▶ _Goal_
Copy out all lines carrying the word "this".

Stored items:
------------------------------------------------------------

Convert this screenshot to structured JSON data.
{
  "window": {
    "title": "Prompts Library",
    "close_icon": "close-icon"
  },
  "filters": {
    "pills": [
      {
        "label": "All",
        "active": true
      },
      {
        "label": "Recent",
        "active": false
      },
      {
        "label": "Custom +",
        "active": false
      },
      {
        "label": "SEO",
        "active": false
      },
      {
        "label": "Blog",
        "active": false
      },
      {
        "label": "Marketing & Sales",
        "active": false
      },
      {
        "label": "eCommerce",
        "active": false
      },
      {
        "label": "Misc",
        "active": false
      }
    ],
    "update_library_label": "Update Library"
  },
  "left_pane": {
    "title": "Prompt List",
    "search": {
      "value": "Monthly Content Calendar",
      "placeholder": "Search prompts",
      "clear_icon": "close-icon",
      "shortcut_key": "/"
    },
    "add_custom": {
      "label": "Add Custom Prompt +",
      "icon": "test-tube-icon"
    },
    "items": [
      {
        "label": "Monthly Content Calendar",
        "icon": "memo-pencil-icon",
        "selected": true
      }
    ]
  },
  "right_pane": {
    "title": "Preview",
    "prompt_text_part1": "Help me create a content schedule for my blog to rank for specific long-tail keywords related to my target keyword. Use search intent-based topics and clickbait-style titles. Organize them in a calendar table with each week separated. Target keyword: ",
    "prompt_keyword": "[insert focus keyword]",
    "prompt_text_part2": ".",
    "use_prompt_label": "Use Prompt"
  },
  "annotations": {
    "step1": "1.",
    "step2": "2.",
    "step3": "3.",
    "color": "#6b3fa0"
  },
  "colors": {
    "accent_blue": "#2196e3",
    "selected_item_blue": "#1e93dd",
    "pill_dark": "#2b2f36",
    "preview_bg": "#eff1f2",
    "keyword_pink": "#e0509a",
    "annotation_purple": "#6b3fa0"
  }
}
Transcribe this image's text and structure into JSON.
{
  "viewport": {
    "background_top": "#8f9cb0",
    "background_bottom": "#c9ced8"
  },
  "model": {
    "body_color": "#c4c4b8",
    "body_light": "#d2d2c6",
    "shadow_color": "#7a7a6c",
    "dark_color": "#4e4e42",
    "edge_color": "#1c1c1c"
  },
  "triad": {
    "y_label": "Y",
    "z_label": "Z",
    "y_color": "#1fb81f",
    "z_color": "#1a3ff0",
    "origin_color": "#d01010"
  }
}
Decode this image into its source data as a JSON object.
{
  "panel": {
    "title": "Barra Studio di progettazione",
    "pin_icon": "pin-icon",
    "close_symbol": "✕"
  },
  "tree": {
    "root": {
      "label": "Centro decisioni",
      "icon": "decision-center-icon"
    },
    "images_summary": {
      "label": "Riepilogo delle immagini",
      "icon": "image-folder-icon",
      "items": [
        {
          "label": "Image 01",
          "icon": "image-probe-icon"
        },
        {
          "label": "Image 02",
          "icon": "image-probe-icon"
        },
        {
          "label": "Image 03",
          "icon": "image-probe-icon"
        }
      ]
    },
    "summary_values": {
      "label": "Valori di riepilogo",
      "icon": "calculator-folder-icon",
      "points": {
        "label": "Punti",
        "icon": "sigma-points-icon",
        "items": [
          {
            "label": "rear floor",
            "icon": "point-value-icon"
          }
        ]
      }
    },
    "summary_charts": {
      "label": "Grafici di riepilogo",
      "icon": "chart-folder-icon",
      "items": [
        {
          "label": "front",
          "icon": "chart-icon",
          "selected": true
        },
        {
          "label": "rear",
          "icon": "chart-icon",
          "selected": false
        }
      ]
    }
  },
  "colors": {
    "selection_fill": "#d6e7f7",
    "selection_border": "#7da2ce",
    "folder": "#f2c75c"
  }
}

------------------------------------------------------------

▶ _Problem solution_
Convert this screenshot to structured JSON data.
Transcribe this image's text and structure into JSON.
Decode this image into its source data as a JSON object.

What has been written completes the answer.